Transcribe all the records with complete accuracy.

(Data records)
◇ ◇ ◇
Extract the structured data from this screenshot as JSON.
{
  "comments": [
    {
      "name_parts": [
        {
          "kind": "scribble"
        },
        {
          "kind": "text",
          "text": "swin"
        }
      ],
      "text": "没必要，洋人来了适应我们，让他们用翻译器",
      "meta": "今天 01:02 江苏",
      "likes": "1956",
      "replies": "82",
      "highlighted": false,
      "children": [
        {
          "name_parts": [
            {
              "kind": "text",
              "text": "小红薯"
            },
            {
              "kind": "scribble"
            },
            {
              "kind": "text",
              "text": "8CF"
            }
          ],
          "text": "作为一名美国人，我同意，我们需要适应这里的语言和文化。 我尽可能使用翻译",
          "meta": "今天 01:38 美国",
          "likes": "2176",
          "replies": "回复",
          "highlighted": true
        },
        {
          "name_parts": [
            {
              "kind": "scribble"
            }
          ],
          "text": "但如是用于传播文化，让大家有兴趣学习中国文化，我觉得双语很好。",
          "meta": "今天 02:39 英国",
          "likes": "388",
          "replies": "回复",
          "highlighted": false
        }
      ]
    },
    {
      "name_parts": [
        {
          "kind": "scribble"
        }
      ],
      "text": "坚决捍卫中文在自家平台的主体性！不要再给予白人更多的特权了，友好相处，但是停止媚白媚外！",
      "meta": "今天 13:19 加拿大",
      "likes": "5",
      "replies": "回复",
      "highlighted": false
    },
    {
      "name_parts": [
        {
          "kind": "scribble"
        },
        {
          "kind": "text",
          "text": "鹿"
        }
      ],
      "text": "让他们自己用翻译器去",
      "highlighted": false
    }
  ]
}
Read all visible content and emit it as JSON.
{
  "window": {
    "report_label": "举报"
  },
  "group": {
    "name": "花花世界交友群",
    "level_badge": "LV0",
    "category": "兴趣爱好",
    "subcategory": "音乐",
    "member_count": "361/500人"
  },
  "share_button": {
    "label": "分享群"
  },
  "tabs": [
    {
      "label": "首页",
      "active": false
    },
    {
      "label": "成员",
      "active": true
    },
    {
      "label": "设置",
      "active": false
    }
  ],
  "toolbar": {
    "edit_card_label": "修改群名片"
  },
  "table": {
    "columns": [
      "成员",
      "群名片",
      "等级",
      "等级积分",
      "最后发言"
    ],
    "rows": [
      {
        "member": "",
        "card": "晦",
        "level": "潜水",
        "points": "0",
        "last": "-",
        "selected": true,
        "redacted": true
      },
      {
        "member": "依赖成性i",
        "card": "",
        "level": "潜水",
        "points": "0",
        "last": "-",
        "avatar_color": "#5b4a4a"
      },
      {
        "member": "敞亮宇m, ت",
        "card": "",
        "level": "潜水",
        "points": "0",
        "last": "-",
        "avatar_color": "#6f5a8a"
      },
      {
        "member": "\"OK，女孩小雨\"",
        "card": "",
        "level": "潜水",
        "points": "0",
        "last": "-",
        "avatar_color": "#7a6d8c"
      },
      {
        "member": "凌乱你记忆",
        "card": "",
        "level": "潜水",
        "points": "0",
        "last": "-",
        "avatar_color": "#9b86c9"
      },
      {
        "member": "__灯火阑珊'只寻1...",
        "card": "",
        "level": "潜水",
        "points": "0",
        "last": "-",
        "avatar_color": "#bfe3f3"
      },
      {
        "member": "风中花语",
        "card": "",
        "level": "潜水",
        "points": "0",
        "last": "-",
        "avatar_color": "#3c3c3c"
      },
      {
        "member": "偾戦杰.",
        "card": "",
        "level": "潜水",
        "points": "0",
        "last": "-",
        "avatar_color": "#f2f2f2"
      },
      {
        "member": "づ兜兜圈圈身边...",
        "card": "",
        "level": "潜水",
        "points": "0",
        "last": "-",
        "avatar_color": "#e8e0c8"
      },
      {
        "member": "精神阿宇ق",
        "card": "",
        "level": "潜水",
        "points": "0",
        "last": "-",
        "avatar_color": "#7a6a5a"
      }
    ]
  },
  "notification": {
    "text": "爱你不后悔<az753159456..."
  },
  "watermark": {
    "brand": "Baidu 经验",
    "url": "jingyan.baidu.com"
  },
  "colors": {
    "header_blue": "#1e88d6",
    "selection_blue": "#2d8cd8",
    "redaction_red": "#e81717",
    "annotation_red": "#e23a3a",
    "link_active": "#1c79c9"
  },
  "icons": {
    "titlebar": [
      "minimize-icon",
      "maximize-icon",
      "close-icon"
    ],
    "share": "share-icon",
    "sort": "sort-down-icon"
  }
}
◇ ◇ ◇
Final result:
Extract the structured data from this screenshot as JSON.
{
  "comments": [
    {
      "name_parts": [
        {
          "kind": "scribble"
        },
        {
          "kind": "text",
          "text": "swin"
        }
      ],
      "text": "没必要，洋人来了适应我们，让他们用翻译器",
      "meta": "今天 01:02 江苏",
      "likes": "1956",
      "replies": "82",
      "highlighted": false,
      "children": [
        {
          "name_parts": [
            {
              "kind": "text",
              "text": "小红薯"
            },
            {
              "kind": "scribble"
            },
            {
              "kind": "text",
              "text": "8CF"
            }
          ],
          "text": "作为一名美国人，我同意，我们需要适应这里的语言和文化。 我尽可能使用翻译",
          "meta": "今天 01:38 美国",
          "likes": "2176",
          "replies": "回复",
          "highlighted": true
        },
        {
          "name_parts": [
            {
              "kind": "scribble"
            }
          ],
          "text": "但如是用于传播文化，让大家有兴趣学习中国文化，我觉得双语很好。",
          "meta": "今天 02:39 英国",
          "likes": "388",
          "replies": "回复",
          "highlighted": false
        }
      ]
    },
    {
      "name_parts": [
        {
          "kind": "scribble"
        }
      ],
      "text": "坚决捍卫中文在自家平台的主体性！不要再给予白人更多的特权了，友好相处，但是停止媚白媚外！",
      "meta": "今天 13:19 加拿大",
      "likes": "5",
      "replies": "回复",
      "highlighted": false
    },
    {
      "name_parts": [
        {
          "kind": "scribble"
        },
        {
          "kind": "text",
          "text": "鹿"
        }
      ],
      "text": "让他们自己用翻译器去",
      "highlighted": false
    }
  ]
}
Read all visible content and emit it as JSON.
{
  "window": {
    "report_label": "举报"
  },
  "group": {
    "name": "花花世界交友群",
    "level_badge": "LV0",
    "category": "兴趣爱好",
    "subcategory": "音乐",
    "member_count": "361/500人"
  },
  "share_button": {
    "label": "分享群"
  },
  "tabs": [
    {
      "label": "首页",
      "active": false
    },
    {
      "label": "成员",
      "active": true
    },
    {
      "label": "设置",
      "active": false
    }
  ],
  "toolbar": {
    "edit_card_label": "修改群名片"
  },
  "table": {
    "columns": [
      "成员",
      "群名片",
      "等级",
      "等级积分",
      "最后发言"
    ],
    "rows": [
      {
        "member": "",
        "card": "晦",
        "level": "潜水",
        "points": "0",
        "last": "-",
        "selected": true,
        "redacted": true
      },
      {
        "member": "依赖成性i",
        "card": "",
        "level": "潜水",
        "points": "0",
        "last": "-",
        "avatar_color": "#5b4a4a"
      },
      {
        "member": "敞亮宇m, ت",
        "card": "",
        "level": "潜水",
        "points": "0",
        "last": "-",
        "avatar_color": "#6f5a8a"
      },
      {
        "member": "\"OK，女孩小雨\"",
        "card": "",
        "level": "潜水",
        "points": "0",
        "last": "-",
        "avatar_color": "#7a6d8c"
      },
      {
        "member": "凌乱你记忆",
        "card": "",
        "level": "潜水",
        "points": "0",
        "last": "-",
        "avatar_color": "#9b86c9"
      },
      {
        "member": "__灯火阑珊'只寻1...",
        "card": "",
        "level": "潜水",
        "points": "0",
        "last": "-",
        "avatar_color": "#bfe3f3"
      },
      {
        "member": "风中花语",
        "card": "",
        "level": "潜水",
        "points": "0",
        "last": "-",
        "avatar_color": "#3c3c3c"
      },
      {
        "member": "偾戦杰.",
        "card": "",
        "level": "潜水",
        "points": "0",
        "last": "-",
        "avatar_color": "#f2f2f2"
      },
      {
        "member": "づ兜兜圈圈身边...",
        "card": "",
        "level": "潜水",
        "points": "0",
        "last": "-",
        "avatar_color": "#e8e0c8"
      },
      {
        "member": "精神阿宇ق",
        "card": "",
        "level": "潜水",
        "points": "0",
        "last": "-",
        "avatar_color": "#7a6a5a"
      }
    ]
  },
  "notification": {
    "text": "爱你不后悔<az753159456..."
  },
  "watermark": {
    "brand": "Baidu 经验",
    "url": "jingyan.baidu.com"
  },
  "colors": {
    "header_blue": "#1e88d6",
    "selection_blue": "#2d8cd8",
    "redaction_red": "#e81717",
    "annotation_red": "#e23a3a",
    "link_active": "#1c79c9"
  },
  "icons": {
    "titlebar": [
      "minimize-icon",
      "maximize-icon",
      "close-icon"
    ],
    "share": "share-icon",
    "sort": "sort-down-icon"
  }
}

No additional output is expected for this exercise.